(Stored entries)

====

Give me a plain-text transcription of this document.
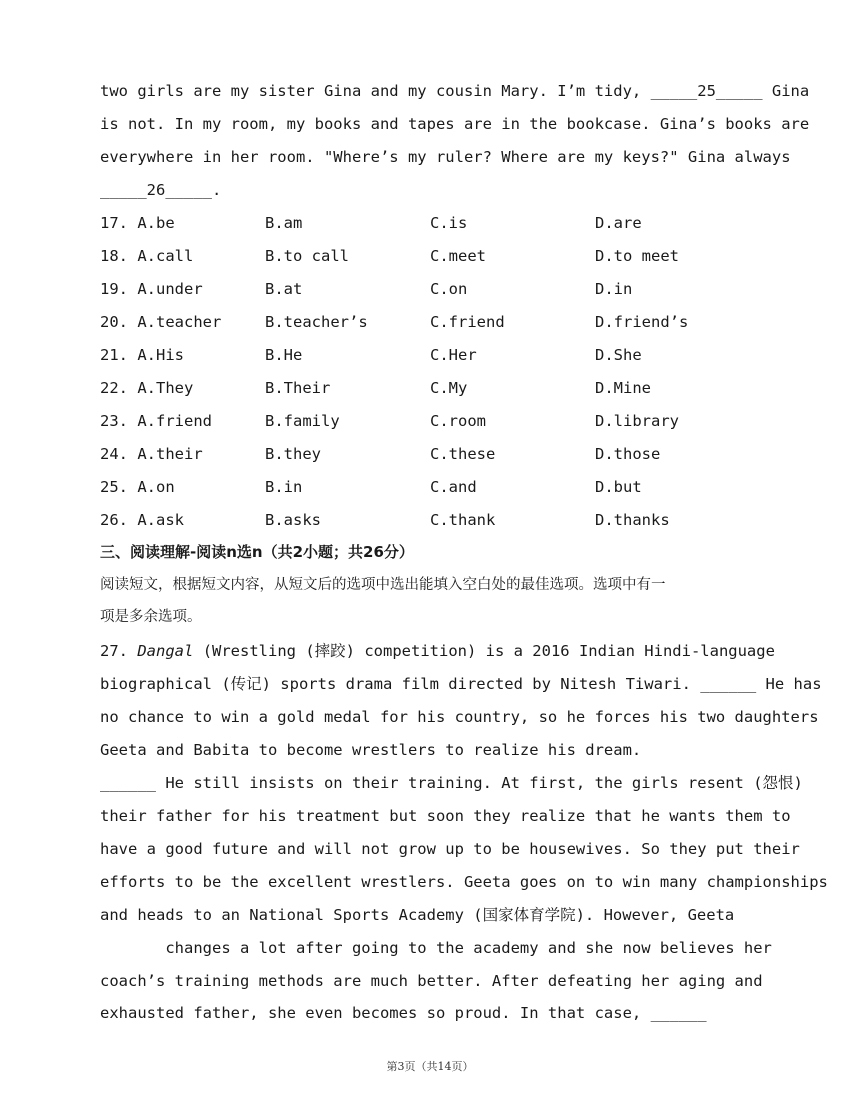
two girls are my sister Gina and my cousin Mary. I’m tidy, _____25_____ Gina
is not. In my room, my books and tapes are in the bookcase. Gina’s books are
everywhere in her room. "Where’s my ruler? Where are my keys?" Gina always
_____26_____.
17. A.be	B.am	C.is	D.are
18. A.call	B.to call	C.meet	D.to meet
19. A.under	B.at	C.on	D.in
20. A.teacher	B.teacher’s	C.friend	D.friend’s
21. A.His	B.He	C.Her	D.She
22. A.They	B.Their	C.My	D.Mine
23. A.friend	B.family	C.room	D.library
24. A.their	B.they	C.these	D.those
25. A.on	B.in	C.and	D.but
26. A.ask	B.asks	C.thank	D.thanks
三、阅读理解-阅读n选n（共2小题；共26分）
阅读短文，根据短文内容，从短文后的选项中选出能填入空白处的最佳选项。选项中有一
项是多余选项。
27. Dangal (Wrestling (摔跤) competition) is a 2016 Indian Hindi-language
biographical (传记) sports drama film directed by Nitesh Tiwari. ______ He has
no chance to win a gold medal for his country, so he forces his two daughters
Geeta and Babita to become wrestlers to realize his dream.
______ He still insists on their training. At first, the girls resent (怨恨)
their father for his treatment but soon they realize that he wants them to
have a good future and will not grow up to be housewives. So they put their
efforts to be the excellent wrestlers. Geeta goes on to win many championships
and heads to an National Sports Academy (国家体育学院). However, Geeta
changes a lot after going to the academy and she now believes her
coach’s training methods are much better. After defeating her aging and
exhausted father, she even becomes so proud. In that case, ______
第3页（共14页）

====

- Task instructions: Return every line containing "Gina".

- Response below:
two girls are my sister Gina and my cousin Mary. I’m tidy, _____25_____ Gina
is not. In my room, my books and tapes are in the bookcase. Gina’s books are
everywhere in her room. "Where’s my ruler? Where are my keys?" Gina always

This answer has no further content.